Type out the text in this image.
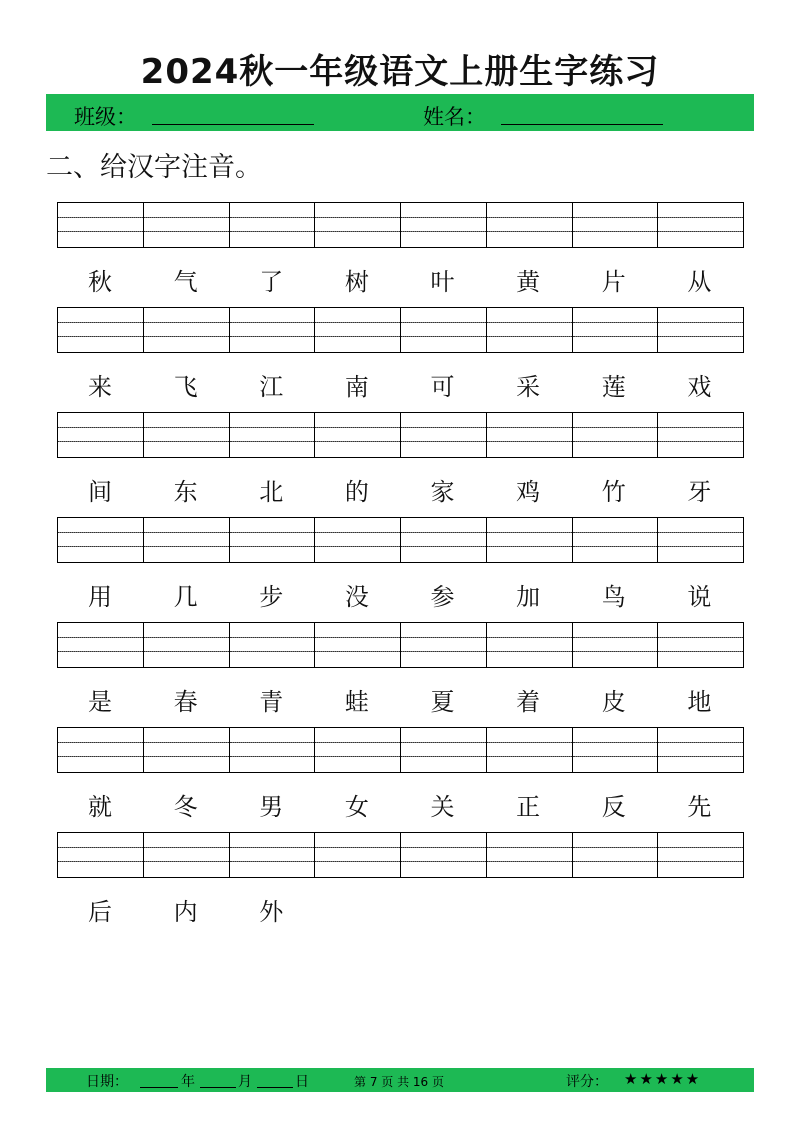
2024秋一年级语文上册生字练习
班级：	姓名：
二、给汉字注音。
秋	气	了	树	叶	黄	片	从
来	飞	江	南	可	采	莲	戏
间	东	北	的	家	鸡	竹	牙
用	几	步	没	参	加	鸟	说
是	春	青	蛙	夏	着	皮	地
就	冬	男	女	关	正	反	先
后	内	外
日期：	年	月	日	第 7 页 共 16 页	评分： ★★★★★
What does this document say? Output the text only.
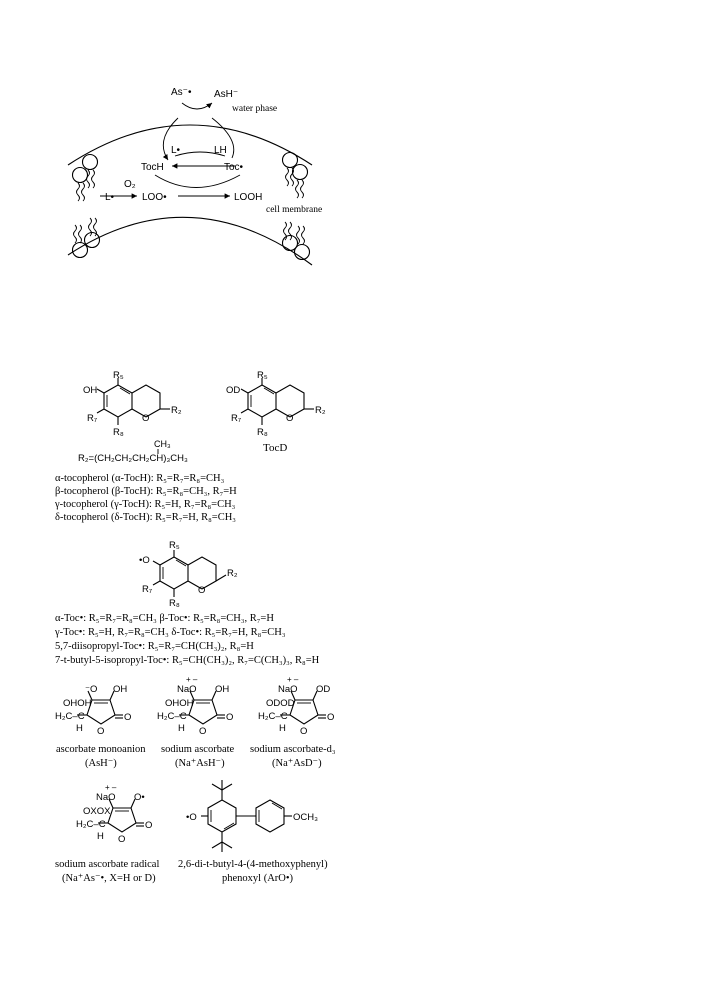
As⁻• AsH⁻
water phase
L•	LH
TocH	Toc•
O₂
L•	LOO•	LOOH
cell membrane
OH
R₅
R₇
R₈
R₂
O
CH₃
R₂=(CH₂CH₂CH₂CH)₃CH₃
OD
R₅
R₇
R₈
R₂
O
TocD
α-tocopherol (α-TocH): R₅=R₇=R₈=CH₃
β-tocopherol (β-TocH): R₅=R₈=CH₃, R₇=H
γ-tocopherol (γ-TocH): R₅=H, R₇=R₈=CH₃
δ-tocopherol (δ-TocH): R₅=R₇=H, R₈=CH₃
•O
R₅
R₇
R₈
R₂
O
α-Toc•: R₅=R₇=R₈=CH₃ β-Toc•: R₅=R₈=CH₃, R₇=H
γ-Toc•: R₅=H, R₇=R₈=CH₃ δ-Toc•: R₅=R₇=H, R₈=CH₃
5,7-diisopropyl-Toc•: R₅=R₇=CH(CH₃)₂, R₈=H
7-t-butyl-5-isopropyl-Toc•: R₅=CH(CH₃)₂, R₇=C(CH₃)₃, R₈=H
⁻O OH
OHOH
H₂C–C
H O
O
ascorbate monoanion
(AsH⁻)
+ –
NaO OH
OHOH
H₂C–C
H O
O
sodium ascorbate
(Na⁺AsH⁻)
+ –
NaO OD
ODOD
H₂C–C
H O
O
sodium ascorbate-d₃
(Na⁺AsD⁻)
+ –
NaO O•
OXOX
H₂C–C
H O
O
sodium ascorbate radical
(Na⁺As⁻•, X=H or D)
•O	OCH₃
2,6-di-t-butyl-4-(4-methoxyphenyl)
phenoxyl (ArO•)
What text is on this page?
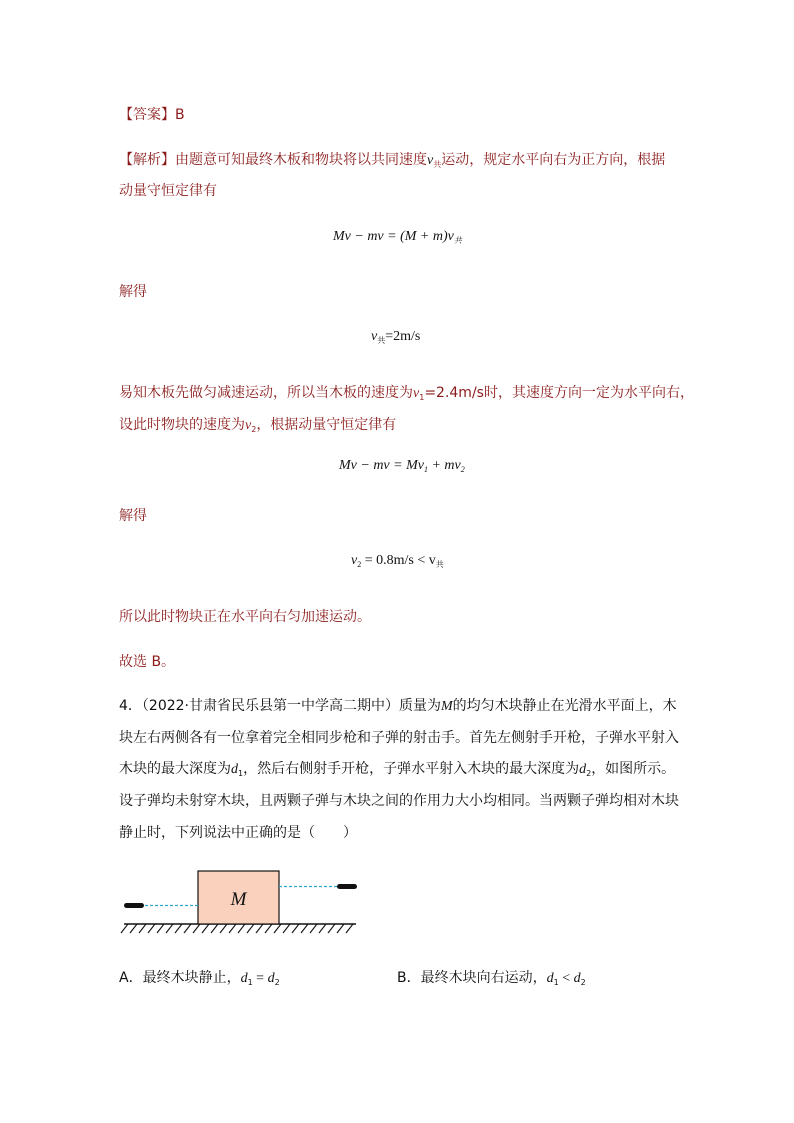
【答案】B
【解析】由题意可知最终木板和物块将以共同速度$v_共$运动，规定水平向右为正方向，根据
动量守恒定律有
Mv − mv = $(M + m)v_共$
解得
$v_共=2m/s$
易知木板先做匀减速运动，所以当木板的速度为$v_1=2.4m/s$时，其速度方向一定为水平向右，
设此时物块的速度为$v_2$，根据动量守恒定律有
Mv − mv = $Mv_1 + mv_2$
解得
$v_2 = 0.8m/s < v_共$
所以此时物块正在水平向右匀加速运动。
故选 B。
4．（2022·甘肃省民乐县第一中学高二期中）质量为M的均匀木块静止在光滑水平面上，木
块左右两侧各有一位拿着完全相同步枪和子弹的射击手。首先左侧射手开枪，子弹水平射入
木块的最大深度为$d_1$，然后右侧射手开枪，子弹水平射入木块的最大深度为$d_2$，如图所示。
设子弹均未射穿木块，且两颗子弹与木块之间的作用力大小均相同。当两颗子弹均相对木块
静止时，下列说法中正确的是（　　）
M
A．最终木块静止，$d_1 = d_2$	B．最终木块向右运动，$d_1 < d_2$
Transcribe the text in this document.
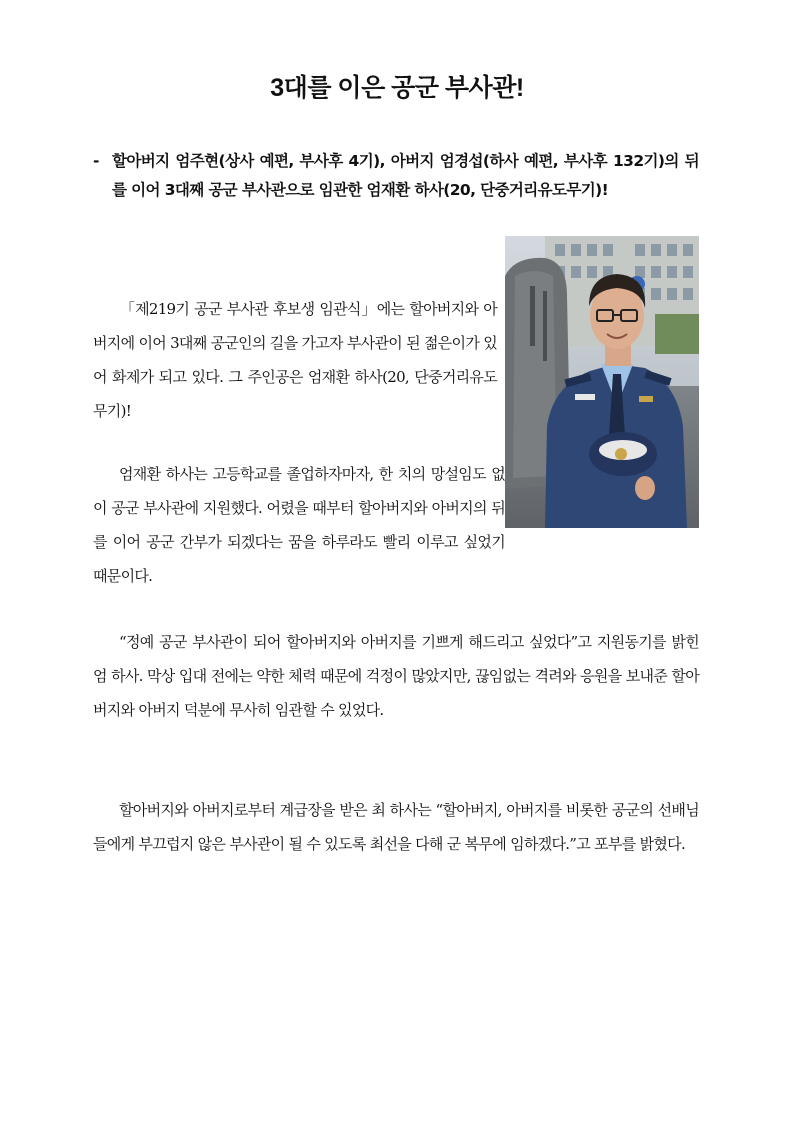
3대를 이은 공군 부사관!
- 할아버지 엄주현(상사 예편, 부사후 4기), 아버지 엄경섭(하사 예편, 부사후 132기)의 뒤를 이어 3대째 공군 부사관으로 임관한 엄재환 하사(20, 단중거리유도무기)!
「제219기 공군 부사관 후보생 임관식」에는 할아버지와 아버지에 이어 3대째 공군인의 길을 가고자 부사관이 된 젊은이가 있어 화제가 되고 있다. 그 주인공은 엄재환 하사(20, 단중거리유도무기)!
엄재환 하사는 고등학교를 졸업하자마자, 한 치의 망설임도 없이 공군 부사관에 지원했다. 어렸을 때부터 할아버지와 아버지의 뒤를 이어 공군 간부가 되겠다는 꿈을 하루라도 빨리 이루고 싶었기 때문이다.
“정예 공군 부사관이 되어 할아버지와 아버지를 기쁘게 해드리고 싶었다”고 지원동기를 밝힌 엄 하사. 막상 입대 전에는 약한 체력 때문에 걱정이 많았지만, 끊임없는 격려와 응원을 보내준 할아버지와 아버지 덕분에 무사히 임관할 수 있었다.
할아버지와 아버지로부터 계급장을 받은 최 하사는 “할아버지, 아버지를 비롯한 공군의 선배님들에게 부끄럽지 않은 부사관이 될 수 있도록 최선을 다해 군 복무에 임하겠다.”고 포부를 밝혔다.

=-=-=

▶ [Task brief]:
Restate the entire listing word for word, excluding pictures.

▶ [Exercise result]:
Type out the text in this image.
2024秋一年级语文上册生字练习
班级：	姓名：
二、给汉字注音。
秋	气	了	树	叶	黄	片	从
来	飞	江	南	可	采	莲	戏
间	东	北	的	家	鸡	竹	牙
用	几	步	没	参	加	鸟	说
是	春	青	蛙	夏	着	皮	地
就	冬	男	女	关	正	反	先
后	内	外
日期：	年	月	日	第 7 页 共 16 页	评分： ★★★★★
What does this document say? Output the text only.
As⁻• AsH⁻
water phase
L•	LH
TocH	Toc•
O₂
L•	LOO•	LOOH
cell membrane
OH
R₅
R₇
R₈
R₂
O
CH₃
R₂=(CH₂CH₂CH₂CH)₃CH₃
OD
R₅
R₇
R₈
R₂
O
TocD
α-tocopherol (α-TocH): R₅=R₇=R₈=CH₃
β-tocopherol (β-TocH): R₅=R₈=CH₃, R₇=H
γ-tocopherol (γ-TocH): R₅=H, R₇=R₈=CH₃
δ-tocopherol (δ-TocH): R₅=R₇=H, R₈=CH₃
•O
R₅
R₇
R₈
R₂
O
α-Toc•: R₅=R₇=R₈=CH₃ β-Toc•: R₅=R₈=CH₃, R₇=H
γ-Toc•: R₅=H, R₇=R₈=CH₃ δ-Toc•: R₅=R₇=H, R₈=CH₃
5,7-diisopropyl-Toc•: R₅=R₇=CH(CH₃)₂, R₈=H
7-t-butyl-5-isopropyl-Toc•: R₅=CH(CH₃)₂, R₇=C(CH₃)₃, R₈=H
⁻O OH
OHOH
H₂C–C
H O
O
ascorbate monoanion
(AsH⁻)
+ –
NaO OH
OHOH
H₂C–C
H O
O
sodium ascorbate
(Na⁺AsH⁻)
+ –
NaO OD
ODOD
H₂C–C
H O
O
sodium ascorbate-d₃
(Na⁺AsD⁻)
+ –
NaO O•
OXOX
H₂C–C
H O
O
sodium ascorbate radical
(Na⁺As⁻•, X=H or D)
•O	OCH₃
2,6-di-t-butyl-4-(4-methoxyphenyl)
phenoxyl (ArO•)
What text is on this page?
【答案】B
【解析】由题意可知最终木板和物块将以共同速度$v_共$运动，规定水平向右为正方向，根据
动量守恒定律有
Mv − mv = $(M + m)v_共$
解得
$v_共=2m/s$
易知木板先做匀减速运动，所以当木板的速度为$v_1=2.4m/s$时，其速度方向一定为水平向右，
设此时物块的速度为$v_2$，根据动量守恒定律有
Mv − mv = $Mv_1 + mv_2$
解得
$v_2 = 0.8m/s < v_共$
所以此时物块正在水平向右匀加速运动。
故选 B。
4．（2022·甘肃省民乐县第一中学高二期中）质量为M的均匀木块静止在光滑水平面上，木
块左右两侧各有一位拿着完全相同步枪和子弹的射击手。首先左侧射手开枪，子弹水平射入
木块的最大深度为$d_1$，然后右侧射手开枪，子弹水平射入木块的最大深度为$d_2$，如图所示。
设子弹均未射穿木块，且两颗子弹与木块之间的作用力大小均相同。当两颗子弹均相对木块
静止时，下列说法中正确的是（　　）
M
A．最终木块静止，$d_1 = d_2$	B．最终木块向右运动，$d_1 < d_2$
Transcribe the text in this document.
3대를 이은 공군 부사관!
- 할아버지 엄주현(상사 예편, 부사후 4기), 아버지 엄경섭(하사 예편, 부사후 132기)의 뒤를 이어 3대째 공군 부사관으로 임관한 엄재환 하사(20, 단중거리유도무기)!
「제219기 공군 부사관 후보생 임관식」에는 할아버지와 아버지에 이어 3대째 공군인의 길을 가고자 부사관이 된 젊은이가 있어 화제가 되고 있다. 그 주인공은 엄재환 하사(20, 단중거리유도무기)!
엄재환 하사는 고등학교를 졸업하자마자, 한 치의 망설임도 없이 공군 부사관에 지원했다. 어렸을 때부터 할아버지와 아버지의 뒤를 이어 공군 간부가 되겠다는 꿈을 하루라도 빨리 이루고 싶었기 때문이다.
“정예 공군 부사관이 되어 할아버지와 아버지를 기쁘게 해드리고 싶었다”고 지원동기를 밝힌 엄 하사. 막상 입대 전에는 약한 체력 때문에 걱정이 많았지만, 끊임없는 격려와 응원을 보내준 할아버지와 아버지 덕분에 무사히 임관할 수 있었다.
할아버지와 아버지로부터 계급장을 받은 최 하사는 “할아버지, 아버지를 비롯한 공군의 선배님들에게 부끄럽지 않은 부사관이 될 수 있도록 최선을 다해 군 복무에 임하겠다.”고 포부를 밝혔다.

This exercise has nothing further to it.